=== Problem description ===
Work out how many lines in the entries contain the string "icon", and give nothing but that number.

[Stored data entries]

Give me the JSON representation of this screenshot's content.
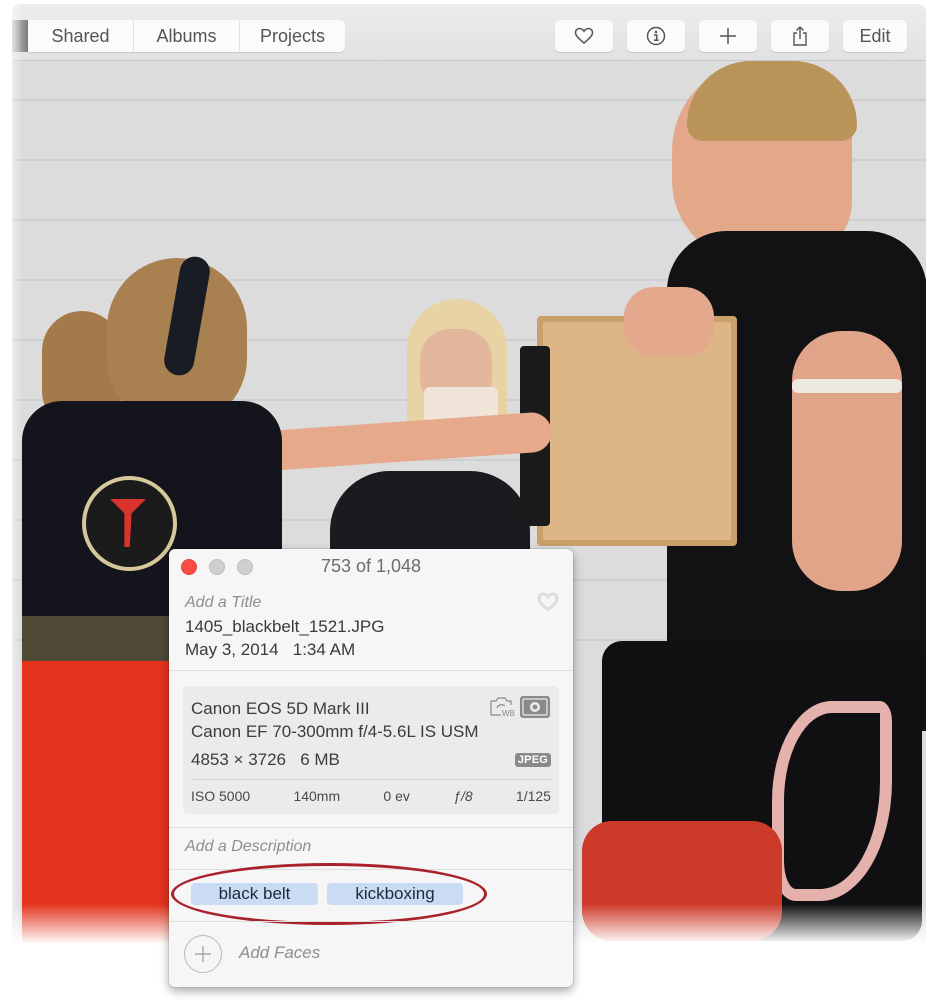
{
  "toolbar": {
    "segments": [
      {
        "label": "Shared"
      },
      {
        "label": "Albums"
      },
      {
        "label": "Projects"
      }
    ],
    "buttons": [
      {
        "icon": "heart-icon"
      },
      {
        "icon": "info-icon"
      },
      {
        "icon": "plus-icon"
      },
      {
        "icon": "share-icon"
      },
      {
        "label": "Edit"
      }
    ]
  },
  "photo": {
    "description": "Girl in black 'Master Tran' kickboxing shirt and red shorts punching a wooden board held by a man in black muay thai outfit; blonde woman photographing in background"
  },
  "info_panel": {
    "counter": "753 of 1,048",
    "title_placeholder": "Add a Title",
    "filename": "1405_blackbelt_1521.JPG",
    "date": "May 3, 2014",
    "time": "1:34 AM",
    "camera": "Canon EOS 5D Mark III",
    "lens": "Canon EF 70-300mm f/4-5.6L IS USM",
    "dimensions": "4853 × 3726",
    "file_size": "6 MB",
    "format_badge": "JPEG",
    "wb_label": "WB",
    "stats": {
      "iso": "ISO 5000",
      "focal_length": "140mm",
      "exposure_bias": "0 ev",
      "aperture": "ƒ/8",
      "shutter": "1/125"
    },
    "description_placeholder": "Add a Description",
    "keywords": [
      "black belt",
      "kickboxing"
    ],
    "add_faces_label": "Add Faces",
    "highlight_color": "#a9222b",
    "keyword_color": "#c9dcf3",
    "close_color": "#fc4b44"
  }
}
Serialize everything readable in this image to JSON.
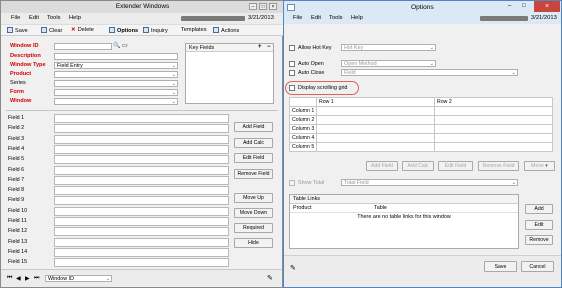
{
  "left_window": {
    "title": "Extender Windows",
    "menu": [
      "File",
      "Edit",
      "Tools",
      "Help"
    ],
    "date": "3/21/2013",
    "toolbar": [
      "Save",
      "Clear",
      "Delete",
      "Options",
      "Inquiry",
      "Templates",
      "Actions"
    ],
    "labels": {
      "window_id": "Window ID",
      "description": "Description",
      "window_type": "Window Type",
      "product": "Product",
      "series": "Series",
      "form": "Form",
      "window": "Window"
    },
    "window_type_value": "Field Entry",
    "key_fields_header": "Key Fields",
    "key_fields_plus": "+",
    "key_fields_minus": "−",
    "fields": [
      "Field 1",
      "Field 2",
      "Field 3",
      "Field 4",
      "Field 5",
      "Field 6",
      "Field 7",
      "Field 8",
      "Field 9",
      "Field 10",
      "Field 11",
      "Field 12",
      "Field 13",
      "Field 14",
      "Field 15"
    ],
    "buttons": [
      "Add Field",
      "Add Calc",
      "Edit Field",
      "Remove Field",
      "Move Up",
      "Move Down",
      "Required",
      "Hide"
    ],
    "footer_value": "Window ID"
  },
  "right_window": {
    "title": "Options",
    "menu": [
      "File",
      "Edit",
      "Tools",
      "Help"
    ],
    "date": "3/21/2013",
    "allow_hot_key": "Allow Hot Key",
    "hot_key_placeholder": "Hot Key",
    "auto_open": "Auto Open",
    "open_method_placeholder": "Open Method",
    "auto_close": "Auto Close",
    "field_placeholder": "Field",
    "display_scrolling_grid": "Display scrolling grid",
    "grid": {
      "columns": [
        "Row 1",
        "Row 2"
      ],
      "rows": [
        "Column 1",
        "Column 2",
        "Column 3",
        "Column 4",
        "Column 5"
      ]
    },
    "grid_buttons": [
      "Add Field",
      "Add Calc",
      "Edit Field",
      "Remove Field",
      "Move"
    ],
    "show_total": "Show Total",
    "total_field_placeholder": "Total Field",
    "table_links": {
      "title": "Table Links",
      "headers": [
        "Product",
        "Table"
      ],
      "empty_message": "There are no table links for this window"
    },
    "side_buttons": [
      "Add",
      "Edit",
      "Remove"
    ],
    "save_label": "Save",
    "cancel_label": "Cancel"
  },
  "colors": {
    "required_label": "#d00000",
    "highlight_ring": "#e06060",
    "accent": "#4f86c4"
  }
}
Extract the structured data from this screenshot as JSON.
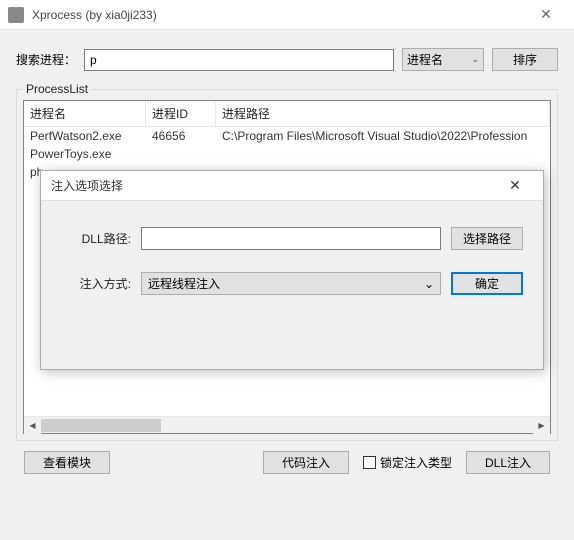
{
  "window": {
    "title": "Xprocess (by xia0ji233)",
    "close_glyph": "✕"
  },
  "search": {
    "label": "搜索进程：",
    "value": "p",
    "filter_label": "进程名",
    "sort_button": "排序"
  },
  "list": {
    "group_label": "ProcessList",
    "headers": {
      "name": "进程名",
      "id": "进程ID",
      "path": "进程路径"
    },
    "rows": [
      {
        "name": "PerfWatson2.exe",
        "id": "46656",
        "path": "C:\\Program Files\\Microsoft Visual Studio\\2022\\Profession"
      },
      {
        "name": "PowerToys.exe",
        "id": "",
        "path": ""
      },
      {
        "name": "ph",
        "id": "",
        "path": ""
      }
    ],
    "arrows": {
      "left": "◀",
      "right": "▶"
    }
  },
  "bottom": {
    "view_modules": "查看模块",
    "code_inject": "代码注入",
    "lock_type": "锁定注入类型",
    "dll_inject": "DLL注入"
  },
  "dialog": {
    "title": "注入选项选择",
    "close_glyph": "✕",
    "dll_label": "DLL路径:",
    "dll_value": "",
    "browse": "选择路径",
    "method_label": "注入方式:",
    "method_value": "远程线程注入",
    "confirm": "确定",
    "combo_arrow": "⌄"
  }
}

=== Problem solution ===
4